Records to process:

++++++++++++++++++++

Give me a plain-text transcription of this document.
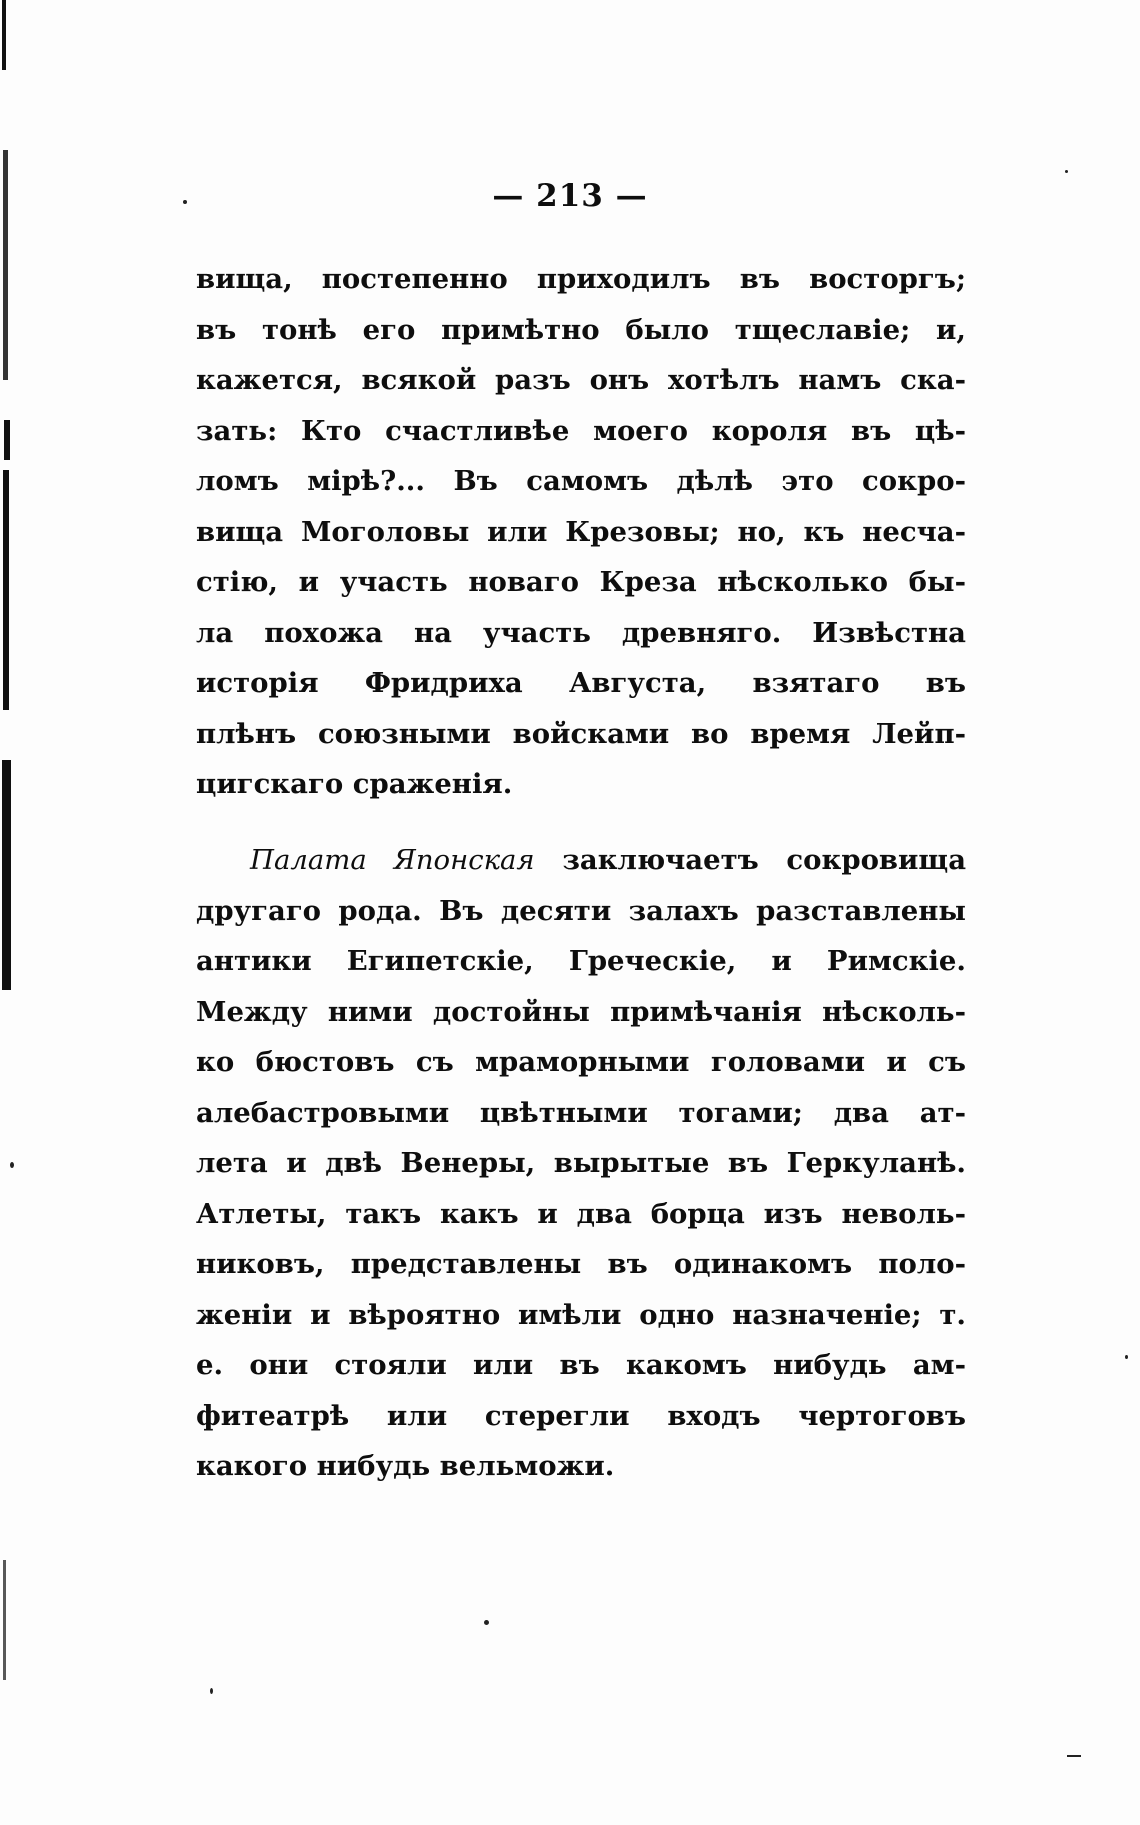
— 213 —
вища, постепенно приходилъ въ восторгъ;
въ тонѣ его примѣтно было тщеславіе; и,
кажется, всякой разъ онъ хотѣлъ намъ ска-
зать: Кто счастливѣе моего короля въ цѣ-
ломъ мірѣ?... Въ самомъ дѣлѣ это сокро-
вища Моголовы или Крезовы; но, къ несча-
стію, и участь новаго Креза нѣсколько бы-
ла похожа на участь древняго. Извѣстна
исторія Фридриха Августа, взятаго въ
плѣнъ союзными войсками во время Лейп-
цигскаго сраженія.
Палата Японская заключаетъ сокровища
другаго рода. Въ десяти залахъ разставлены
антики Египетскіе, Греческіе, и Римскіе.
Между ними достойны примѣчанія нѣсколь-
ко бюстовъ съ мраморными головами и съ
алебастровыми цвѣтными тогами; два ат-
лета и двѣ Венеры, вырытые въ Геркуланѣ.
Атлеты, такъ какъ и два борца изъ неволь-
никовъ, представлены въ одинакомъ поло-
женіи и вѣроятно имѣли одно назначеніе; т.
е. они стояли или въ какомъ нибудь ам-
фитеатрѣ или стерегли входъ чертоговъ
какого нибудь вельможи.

++++++++++++++++++++

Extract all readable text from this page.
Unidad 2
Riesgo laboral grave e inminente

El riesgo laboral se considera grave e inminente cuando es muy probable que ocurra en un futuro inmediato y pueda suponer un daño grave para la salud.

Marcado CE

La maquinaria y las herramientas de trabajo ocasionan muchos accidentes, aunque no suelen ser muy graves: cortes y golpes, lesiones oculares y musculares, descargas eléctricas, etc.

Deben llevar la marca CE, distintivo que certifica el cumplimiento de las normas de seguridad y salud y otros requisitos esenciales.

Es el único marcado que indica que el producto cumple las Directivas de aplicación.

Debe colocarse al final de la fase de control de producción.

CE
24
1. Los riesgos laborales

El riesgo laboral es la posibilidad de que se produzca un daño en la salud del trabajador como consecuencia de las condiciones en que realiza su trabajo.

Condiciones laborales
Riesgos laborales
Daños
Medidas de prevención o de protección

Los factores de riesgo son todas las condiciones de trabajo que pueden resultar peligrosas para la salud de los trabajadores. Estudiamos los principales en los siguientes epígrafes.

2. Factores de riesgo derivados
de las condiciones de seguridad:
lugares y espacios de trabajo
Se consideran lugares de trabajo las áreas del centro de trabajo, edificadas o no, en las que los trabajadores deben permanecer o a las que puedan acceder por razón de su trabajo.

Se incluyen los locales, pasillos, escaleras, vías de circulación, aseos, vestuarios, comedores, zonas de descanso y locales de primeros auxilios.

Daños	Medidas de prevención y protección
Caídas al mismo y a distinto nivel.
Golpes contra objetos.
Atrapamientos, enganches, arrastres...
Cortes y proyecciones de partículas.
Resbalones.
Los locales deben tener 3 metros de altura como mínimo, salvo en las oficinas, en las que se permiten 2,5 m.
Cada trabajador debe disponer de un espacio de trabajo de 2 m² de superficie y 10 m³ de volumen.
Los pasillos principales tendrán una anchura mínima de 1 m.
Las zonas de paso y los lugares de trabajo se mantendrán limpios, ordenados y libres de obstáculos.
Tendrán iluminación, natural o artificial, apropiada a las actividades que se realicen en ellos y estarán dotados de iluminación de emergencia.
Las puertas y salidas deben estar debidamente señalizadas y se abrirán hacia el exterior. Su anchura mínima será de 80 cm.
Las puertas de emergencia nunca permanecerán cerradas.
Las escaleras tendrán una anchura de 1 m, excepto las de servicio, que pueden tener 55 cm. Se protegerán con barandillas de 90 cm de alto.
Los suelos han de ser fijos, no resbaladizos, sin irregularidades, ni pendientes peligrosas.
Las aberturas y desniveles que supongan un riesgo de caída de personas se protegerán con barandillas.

++++++++++++++++++++

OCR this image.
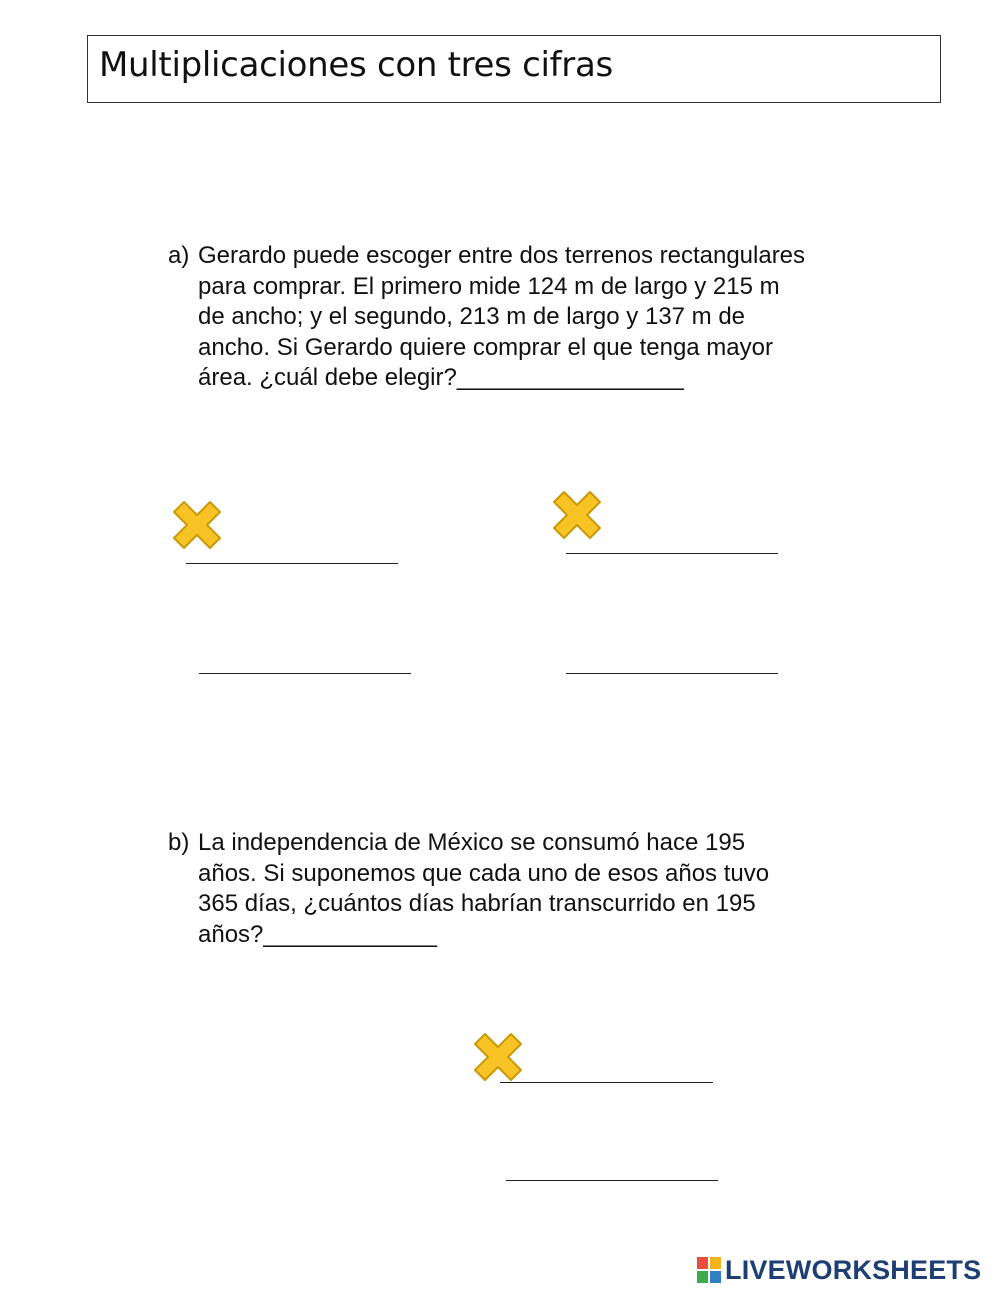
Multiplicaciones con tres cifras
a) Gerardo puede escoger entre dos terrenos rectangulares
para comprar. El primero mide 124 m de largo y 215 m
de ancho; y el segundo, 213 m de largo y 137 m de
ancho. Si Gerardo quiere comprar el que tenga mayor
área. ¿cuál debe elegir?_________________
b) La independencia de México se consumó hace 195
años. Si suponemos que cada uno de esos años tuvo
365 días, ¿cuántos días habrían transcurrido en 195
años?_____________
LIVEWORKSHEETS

++++++++++++++++++++

Exercise task: Find all lines holding the string "laborales" and copy them.

Result of this task:
1. Los riesgos laborales
Condiciones laborales
Riesgos laborales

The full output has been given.